#### [Collection entries]
━━━━━━━━━━━━━━━━━━━━
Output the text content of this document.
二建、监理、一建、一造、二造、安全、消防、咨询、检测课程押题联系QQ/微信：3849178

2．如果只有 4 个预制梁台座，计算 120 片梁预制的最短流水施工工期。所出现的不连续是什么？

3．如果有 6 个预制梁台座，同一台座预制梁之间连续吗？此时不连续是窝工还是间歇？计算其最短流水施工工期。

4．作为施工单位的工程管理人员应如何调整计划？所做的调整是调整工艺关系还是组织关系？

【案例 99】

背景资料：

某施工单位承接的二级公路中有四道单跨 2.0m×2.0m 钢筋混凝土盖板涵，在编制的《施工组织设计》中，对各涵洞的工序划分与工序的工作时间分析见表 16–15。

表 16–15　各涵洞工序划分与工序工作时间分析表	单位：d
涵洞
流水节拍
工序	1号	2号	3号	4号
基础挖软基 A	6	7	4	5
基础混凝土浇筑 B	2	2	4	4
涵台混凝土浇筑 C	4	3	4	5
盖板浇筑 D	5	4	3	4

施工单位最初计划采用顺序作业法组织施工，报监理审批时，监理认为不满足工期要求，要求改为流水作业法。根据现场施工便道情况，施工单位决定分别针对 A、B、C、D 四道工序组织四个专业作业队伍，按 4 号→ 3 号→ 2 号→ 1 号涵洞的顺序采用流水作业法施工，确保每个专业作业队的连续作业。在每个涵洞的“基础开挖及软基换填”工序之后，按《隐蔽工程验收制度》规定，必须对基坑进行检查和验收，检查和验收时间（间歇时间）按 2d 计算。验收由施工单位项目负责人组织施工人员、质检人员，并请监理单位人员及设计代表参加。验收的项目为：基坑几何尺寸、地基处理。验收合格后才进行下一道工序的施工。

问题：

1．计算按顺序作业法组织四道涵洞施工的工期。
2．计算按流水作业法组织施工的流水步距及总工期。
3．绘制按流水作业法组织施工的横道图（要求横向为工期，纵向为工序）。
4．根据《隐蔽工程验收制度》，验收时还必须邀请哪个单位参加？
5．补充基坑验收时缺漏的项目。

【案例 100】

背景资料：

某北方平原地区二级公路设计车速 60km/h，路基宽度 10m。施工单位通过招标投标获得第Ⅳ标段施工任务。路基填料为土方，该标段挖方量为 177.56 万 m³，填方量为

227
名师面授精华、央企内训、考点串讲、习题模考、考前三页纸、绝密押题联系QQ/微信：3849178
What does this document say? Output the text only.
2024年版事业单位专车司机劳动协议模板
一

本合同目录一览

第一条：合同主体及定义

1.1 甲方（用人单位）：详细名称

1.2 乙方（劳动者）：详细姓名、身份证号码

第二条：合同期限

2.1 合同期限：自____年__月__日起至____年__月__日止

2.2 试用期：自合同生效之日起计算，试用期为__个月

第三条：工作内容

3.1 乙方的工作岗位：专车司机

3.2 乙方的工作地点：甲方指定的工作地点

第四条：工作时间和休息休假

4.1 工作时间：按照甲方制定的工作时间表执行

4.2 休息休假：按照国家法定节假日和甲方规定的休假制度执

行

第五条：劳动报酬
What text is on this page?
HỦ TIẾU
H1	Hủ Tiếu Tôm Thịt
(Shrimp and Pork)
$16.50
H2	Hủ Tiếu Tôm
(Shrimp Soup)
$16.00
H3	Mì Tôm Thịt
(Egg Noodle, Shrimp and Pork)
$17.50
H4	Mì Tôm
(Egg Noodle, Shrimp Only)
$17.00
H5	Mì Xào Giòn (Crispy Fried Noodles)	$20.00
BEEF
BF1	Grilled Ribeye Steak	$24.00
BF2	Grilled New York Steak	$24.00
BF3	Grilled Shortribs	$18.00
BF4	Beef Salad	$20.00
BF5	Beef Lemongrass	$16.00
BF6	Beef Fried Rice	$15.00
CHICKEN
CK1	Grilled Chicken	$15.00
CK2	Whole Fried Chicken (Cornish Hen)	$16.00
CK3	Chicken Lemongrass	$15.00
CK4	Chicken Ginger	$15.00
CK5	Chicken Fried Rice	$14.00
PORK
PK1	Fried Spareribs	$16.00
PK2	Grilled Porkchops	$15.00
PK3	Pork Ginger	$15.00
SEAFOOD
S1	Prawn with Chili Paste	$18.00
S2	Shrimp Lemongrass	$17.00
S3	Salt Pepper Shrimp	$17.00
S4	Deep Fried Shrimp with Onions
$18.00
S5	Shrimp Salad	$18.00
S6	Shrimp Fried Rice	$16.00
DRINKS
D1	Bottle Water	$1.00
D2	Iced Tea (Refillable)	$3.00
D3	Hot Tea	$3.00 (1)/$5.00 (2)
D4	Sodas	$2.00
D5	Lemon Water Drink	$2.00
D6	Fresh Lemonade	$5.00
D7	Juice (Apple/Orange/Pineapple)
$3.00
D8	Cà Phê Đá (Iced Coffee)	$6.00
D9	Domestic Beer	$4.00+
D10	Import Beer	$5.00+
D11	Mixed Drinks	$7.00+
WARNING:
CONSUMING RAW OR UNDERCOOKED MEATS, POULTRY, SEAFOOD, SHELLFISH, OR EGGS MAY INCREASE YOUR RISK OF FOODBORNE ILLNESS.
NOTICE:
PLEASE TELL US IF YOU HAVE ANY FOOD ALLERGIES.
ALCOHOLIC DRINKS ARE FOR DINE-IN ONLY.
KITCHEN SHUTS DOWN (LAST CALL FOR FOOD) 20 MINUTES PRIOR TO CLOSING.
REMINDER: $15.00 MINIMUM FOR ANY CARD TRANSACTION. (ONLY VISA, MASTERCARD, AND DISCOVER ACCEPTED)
━━━━━━━━━━━━━━━━━━━━
#### [Directions]
Lines that include the word "SEAFOOD" are to be extracted from the data above.

#### [Response to the task]
SEAFOOD
CONSUMING RAW OR UNDERCOOKED MEATS, POULTRY, SEAFOOD, SHELLFISH, OR EGGS MAY INCREASE YOUR RISK OF FOODBORNE ILLNESS.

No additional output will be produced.